(YOUR GOAL):
Retype all of the data exactly as given.

(RECORD EXCERPTS):
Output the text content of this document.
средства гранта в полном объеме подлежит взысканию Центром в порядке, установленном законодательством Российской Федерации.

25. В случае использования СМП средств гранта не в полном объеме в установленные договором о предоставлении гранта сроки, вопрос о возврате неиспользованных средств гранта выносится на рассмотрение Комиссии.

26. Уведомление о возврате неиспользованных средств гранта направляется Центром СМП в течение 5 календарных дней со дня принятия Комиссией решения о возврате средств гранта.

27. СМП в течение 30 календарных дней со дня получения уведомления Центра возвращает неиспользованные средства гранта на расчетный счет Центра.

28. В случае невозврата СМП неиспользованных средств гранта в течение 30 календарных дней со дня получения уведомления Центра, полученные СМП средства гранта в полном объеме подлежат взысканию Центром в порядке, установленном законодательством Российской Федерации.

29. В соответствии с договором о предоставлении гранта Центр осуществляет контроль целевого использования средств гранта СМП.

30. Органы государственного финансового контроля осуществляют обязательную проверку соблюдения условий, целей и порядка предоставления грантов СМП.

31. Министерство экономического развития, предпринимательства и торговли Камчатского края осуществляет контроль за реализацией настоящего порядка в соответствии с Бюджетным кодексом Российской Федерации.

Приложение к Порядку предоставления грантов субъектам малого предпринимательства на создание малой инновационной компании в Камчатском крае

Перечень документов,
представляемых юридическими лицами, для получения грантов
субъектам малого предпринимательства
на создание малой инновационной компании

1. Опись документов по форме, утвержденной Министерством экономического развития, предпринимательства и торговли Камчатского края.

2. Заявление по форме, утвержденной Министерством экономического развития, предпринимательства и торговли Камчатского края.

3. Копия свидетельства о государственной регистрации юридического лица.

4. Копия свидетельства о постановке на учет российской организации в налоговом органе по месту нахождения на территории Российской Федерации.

(TASK RESULT):
Output the text content of this document.
средства гранта в полном объеме подлежит взысканию Центром в порядке, установленном законодательством Российской Федерации.

25. В случае использования СМП средств гранта не в полном объеме в установленные договором о предоставлении гранта сроки, вопрос о возврате неиспользованных средств гранта выносится на рассмотрение Комиссии.

26. Уведомление о возврате неиспользованных средств гранта направляется Центром СМП в течение 5 календарных дней со дня принятия Комиссией решения о возврате средств гранта.

27. СМП в течение 30 календарных дней со дня получения уведомления Центра возвращает неиспользованные средства гранта на расчетный счет Центра.

28. В случае невозврата СМП неиспользованных средств гранта в течение 30 календарных дней со дня получения уведомления Центра, полученные СМП средства гранта в полном объеме подлежат взысканию Центром в порядке, установленном законодательством Российской Федерации.

29. В соответствии с договором о предоставлении гранта Центр осуществляет контроль целевого использования средств гранта СМП.

30. Органы государственного финансового контроля осуществляют обязательную проверку соблюдения условий, целей и порядка предоставления грантов СМП.

31. Министерство экономического развития, предпринимательства и торговли Камчатского края осуществляет контроль за реализацией настоящего порядка в соответствии с Бюджетным кодексом Российской Федерации.

Приложение к Порядку предоставления грантов субъектам малого предпринимательства на создание малой инновационной компании в Камчатском крае

Перечень документов,
представляемых юридическими лицами, для получения грантов
субъектам малого предпринимательства
на создание малой инновационной компании

1. Опись документов по форме, утвержденной Министерством экономического развития, предпринимательства и торговли Камчатского края.

2. Заявление по форме, утвержденной Министерством экономического развития, предпринимательства и торговли Камчатского края.

3. Копия свидетельства о государственной регистрации юридического лица.

4. Копия свидетельства о постановке на учет российской организации в налоговом органе по месту нахождения на территории Российской Федерации.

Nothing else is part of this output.